Extracted material =

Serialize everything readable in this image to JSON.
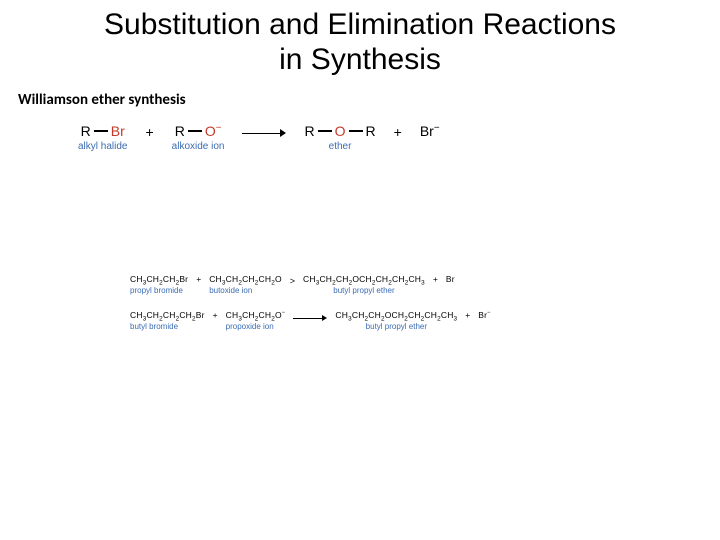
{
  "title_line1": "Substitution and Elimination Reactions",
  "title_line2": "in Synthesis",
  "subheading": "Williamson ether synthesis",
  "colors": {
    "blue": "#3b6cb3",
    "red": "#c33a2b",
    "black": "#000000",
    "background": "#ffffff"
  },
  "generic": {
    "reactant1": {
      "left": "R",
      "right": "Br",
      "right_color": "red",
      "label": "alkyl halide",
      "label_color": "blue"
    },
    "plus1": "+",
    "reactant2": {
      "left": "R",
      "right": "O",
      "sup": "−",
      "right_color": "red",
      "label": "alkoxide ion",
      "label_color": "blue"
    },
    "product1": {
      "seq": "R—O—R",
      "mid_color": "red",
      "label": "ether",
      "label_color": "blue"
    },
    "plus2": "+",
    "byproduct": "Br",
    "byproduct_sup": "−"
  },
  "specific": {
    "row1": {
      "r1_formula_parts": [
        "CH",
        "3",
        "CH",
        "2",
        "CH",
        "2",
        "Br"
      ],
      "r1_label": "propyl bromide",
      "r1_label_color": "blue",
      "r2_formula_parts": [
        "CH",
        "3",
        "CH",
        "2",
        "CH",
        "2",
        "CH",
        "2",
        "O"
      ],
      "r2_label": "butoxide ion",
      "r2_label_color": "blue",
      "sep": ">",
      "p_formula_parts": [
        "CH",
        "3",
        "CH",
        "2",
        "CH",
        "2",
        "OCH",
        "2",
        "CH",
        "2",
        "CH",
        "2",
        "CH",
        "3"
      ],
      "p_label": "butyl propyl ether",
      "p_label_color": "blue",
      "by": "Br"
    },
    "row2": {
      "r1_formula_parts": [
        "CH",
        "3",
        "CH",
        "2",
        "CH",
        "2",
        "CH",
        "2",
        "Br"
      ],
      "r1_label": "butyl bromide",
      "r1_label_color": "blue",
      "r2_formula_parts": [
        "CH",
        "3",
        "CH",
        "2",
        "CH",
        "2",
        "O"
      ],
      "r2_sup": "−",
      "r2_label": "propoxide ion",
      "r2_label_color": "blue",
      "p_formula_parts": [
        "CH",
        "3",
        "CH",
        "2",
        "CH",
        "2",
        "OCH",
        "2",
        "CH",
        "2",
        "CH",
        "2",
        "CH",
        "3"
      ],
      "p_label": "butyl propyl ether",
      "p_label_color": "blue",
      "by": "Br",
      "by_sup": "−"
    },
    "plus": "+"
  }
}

Aim =
Count each line above in which the string "bromide" appears, then state only the total.

Finished exercise =
2